#### Short problem
Check each line of the data below for the word "Core", then extract the ones that have it.

BEGIN Material shown

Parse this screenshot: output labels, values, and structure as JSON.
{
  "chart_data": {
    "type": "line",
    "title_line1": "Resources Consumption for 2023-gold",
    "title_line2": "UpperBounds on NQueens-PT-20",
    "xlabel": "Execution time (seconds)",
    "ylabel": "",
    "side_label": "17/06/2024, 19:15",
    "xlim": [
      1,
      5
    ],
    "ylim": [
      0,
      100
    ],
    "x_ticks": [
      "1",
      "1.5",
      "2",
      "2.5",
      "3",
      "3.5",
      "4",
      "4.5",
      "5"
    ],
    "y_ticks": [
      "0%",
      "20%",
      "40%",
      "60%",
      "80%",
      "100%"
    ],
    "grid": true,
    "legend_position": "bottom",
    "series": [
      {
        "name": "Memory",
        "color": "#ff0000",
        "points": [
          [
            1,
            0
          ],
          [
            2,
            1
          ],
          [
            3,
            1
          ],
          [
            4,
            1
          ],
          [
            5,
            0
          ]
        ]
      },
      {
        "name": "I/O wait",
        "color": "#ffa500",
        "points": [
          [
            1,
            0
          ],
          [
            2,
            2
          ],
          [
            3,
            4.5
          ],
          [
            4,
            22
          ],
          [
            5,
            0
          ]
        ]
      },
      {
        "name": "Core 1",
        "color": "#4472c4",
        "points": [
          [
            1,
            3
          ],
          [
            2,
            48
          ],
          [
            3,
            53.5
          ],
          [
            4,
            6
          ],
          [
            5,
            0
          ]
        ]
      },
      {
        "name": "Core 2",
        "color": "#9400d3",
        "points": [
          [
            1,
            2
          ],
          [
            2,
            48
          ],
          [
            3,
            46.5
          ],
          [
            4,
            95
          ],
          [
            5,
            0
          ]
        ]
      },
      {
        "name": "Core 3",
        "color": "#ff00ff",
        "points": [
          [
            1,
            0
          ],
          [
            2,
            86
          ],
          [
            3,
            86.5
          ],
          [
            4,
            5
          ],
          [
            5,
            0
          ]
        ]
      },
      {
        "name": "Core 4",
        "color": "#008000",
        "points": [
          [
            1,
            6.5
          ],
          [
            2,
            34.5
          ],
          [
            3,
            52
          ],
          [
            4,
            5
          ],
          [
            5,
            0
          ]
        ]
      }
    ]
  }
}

END Material shown

#### Finished answer
        "name": "Core 1",
        "name": "Core 2",
        "name": "Core 3",
        "name": "Core 4",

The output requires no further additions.